EXERCISE INPUTS:
********************

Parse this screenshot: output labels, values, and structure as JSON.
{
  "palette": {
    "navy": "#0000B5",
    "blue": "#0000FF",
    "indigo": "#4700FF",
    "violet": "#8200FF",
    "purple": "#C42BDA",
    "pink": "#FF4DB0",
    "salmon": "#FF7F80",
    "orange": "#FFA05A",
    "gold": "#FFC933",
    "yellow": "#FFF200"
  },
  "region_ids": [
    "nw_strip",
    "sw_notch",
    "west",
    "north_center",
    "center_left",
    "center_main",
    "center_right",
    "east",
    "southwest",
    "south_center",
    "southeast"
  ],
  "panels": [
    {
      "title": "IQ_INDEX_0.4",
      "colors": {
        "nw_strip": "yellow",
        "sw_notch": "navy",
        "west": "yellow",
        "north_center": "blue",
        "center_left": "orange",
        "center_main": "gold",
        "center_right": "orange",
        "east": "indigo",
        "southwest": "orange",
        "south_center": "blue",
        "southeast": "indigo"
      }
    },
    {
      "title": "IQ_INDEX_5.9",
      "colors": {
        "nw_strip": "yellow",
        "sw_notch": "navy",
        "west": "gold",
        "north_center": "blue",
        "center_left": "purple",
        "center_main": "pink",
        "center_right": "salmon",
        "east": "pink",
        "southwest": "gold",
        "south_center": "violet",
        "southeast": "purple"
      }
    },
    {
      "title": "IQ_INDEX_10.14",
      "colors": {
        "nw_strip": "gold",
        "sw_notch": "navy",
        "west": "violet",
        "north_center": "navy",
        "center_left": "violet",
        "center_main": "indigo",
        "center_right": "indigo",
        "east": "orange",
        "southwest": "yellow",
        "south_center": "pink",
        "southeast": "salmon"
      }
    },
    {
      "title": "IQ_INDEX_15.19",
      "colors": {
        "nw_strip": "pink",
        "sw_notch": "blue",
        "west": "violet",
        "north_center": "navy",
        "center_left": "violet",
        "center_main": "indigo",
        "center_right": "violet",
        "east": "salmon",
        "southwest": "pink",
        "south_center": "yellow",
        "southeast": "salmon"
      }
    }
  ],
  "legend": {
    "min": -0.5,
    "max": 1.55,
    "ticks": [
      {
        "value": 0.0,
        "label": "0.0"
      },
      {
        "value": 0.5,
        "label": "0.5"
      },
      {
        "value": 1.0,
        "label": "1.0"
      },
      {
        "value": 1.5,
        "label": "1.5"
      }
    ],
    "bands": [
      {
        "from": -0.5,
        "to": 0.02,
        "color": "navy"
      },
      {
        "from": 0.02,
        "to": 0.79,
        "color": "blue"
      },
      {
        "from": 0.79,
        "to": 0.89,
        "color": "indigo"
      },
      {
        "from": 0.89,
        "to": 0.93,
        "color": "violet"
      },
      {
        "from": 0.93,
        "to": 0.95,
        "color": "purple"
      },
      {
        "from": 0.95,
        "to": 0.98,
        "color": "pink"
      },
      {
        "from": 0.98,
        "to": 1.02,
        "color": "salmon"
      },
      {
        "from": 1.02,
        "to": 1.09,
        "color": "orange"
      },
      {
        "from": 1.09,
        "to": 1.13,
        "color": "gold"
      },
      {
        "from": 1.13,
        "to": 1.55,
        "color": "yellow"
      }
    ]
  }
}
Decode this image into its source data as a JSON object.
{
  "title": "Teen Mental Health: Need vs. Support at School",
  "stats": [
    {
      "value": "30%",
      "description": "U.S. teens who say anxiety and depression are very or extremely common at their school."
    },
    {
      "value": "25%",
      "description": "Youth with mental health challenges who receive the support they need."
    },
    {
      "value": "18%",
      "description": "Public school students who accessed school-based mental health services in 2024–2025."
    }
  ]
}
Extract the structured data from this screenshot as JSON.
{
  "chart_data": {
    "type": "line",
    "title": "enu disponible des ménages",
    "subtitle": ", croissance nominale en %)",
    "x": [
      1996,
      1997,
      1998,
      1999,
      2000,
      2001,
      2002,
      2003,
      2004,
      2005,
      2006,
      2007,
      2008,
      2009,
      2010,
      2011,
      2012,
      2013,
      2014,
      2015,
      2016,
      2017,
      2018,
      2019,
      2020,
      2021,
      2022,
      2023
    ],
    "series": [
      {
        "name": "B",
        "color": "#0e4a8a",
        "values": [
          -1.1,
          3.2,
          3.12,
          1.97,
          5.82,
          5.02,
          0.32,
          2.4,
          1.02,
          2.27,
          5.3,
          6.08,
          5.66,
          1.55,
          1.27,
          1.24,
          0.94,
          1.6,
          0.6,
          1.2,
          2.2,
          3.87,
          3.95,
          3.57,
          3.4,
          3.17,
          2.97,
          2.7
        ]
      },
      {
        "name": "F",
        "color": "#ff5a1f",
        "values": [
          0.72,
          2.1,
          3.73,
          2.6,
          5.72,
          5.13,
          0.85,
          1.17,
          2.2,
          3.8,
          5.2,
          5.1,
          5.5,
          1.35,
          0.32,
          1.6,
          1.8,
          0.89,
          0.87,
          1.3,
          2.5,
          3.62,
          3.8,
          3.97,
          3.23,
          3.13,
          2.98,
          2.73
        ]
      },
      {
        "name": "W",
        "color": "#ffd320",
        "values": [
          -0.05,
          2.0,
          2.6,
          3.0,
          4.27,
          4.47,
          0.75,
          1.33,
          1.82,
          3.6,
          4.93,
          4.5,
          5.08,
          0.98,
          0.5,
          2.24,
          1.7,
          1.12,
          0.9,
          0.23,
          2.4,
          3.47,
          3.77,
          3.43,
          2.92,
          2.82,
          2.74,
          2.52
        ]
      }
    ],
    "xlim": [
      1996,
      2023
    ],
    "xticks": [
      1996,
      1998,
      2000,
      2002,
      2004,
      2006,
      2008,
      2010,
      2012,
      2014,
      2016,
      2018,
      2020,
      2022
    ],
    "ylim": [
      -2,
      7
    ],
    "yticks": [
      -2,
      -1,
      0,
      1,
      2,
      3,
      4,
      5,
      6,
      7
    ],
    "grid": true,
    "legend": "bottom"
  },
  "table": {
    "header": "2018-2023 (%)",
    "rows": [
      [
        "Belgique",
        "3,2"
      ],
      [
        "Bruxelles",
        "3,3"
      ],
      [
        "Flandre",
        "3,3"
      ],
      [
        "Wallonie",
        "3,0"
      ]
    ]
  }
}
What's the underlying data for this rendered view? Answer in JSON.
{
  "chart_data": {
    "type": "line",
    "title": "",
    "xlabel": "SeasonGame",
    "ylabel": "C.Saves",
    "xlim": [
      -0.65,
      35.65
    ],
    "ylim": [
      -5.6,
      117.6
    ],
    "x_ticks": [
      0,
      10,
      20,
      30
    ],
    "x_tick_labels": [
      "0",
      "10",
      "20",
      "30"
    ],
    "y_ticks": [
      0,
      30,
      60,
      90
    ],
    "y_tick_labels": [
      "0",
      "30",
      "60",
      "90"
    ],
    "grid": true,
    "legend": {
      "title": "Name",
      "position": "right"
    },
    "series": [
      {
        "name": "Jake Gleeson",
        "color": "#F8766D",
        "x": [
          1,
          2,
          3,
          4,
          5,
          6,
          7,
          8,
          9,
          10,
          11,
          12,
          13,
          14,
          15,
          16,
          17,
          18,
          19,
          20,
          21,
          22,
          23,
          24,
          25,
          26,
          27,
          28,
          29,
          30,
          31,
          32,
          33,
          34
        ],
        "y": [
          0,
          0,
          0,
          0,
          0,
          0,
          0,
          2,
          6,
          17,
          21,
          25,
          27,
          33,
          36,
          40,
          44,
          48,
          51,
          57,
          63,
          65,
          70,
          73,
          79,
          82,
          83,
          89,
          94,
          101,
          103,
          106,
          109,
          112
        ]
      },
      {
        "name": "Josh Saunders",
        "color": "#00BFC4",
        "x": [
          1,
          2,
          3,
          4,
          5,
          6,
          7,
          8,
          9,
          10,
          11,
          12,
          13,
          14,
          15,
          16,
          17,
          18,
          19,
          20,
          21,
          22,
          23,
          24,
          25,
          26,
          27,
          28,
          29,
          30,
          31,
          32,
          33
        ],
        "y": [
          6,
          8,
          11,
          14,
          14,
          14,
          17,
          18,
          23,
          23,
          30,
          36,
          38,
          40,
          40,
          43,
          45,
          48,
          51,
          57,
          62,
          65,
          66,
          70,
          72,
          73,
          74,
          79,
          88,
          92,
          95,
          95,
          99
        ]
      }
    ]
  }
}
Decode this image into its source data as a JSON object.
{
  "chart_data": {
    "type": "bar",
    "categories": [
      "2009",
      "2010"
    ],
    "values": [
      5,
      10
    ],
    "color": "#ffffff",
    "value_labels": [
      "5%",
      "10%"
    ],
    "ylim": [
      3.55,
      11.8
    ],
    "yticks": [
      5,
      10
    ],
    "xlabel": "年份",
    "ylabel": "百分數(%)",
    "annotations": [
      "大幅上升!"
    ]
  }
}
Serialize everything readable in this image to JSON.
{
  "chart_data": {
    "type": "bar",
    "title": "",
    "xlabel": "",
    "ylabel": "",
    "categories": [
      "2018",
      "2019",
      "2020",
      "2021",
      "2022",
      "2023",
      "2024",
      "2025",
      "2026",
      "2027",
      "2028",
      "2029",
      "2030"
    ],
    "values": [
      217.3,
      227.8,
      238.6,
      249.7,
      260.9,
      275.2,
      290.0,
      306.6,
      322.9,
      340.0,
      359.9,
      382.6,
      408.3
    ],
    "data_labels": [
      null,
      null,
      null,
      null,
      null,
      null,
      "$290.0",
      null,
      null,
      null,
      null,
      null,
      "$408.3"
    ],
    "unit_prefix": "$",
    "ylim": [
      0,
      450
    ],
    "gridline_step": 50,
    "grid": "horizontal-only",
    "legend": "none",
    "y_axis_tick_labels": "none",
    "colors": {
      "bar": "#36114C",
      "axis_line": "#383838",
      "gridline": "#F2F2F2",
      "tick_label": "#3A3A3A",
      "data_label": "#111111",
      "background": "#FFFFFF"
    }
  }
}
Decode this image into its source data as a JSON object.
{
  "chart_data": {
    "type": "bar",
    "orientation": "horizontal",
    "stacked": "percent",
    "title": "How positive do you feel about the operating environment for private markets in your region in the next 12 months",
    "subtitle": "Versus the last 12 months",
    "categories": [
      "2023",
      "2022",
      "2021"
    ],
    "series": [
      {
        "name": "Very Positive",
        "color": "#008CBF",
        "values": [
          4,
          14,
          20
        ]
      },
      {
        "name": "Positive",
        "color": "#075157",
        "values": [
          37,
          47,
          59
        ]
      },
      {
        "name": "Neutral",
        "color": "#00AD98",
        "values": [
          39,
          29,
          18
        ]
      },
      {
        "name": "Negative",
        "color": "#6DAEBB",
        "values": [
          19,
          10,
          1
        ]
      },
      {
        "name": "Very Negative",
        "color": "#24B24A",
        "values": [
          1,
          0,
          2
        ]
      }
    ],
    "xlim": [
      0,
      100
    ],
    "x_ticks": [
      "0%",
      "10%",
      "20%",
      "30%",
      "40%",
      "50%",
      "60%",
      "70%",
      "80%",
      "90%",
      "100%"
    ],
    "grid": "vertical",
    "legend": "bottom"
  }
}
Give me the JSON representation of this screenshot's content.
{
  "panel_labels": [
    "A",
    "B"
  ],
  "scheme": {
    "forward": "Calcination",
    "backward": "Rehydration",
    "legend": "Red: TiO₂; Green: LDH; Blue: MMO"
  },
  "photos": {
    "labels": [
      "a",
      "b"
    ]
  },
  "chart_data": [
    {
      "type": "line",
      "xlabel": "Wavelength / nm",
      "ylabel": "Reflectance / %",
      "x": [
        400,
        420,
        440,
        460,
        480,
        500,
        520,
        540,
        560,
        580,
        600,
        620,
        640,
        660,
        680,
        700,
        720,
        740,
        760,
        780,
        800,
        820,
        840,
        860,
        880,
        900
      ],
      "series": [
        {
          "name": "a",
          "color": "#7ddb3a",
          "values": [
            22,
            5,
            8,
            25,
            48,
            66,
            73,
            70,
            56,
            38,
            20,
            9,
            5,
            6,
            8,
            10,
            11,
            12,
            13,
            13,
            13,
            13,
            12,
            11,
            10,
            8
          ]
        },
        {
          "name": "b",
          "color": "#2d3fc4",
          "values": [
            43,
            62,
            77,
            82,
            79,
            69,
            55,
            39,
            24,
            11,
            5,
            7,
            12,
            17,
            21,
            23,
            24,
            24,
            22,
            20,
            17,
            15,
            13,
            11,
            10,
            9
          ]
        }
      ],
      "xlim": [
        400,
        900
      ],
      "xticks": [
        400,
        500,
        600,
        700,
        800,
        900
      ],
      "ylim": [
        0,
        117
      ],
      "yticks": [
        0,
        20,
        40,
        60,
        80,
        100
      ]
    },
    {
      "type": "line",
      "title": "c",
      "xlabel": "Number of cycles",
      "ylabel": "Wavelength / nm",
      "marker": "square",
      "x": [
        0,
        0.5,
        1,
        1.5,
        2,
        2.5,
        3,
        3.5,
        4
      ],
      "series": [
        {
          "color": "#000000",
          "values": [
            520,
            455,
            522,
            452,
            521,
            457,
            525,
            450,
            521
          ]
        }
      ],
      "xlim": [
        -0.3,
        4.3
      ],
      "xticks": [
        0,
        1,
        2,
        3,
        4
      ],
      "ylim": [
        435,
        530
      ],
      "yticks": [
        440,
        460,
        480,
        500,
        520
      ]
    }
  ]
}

********************

Within the entries above, how many lines contain "this"? Respond with the number only.

SOLUTION:
8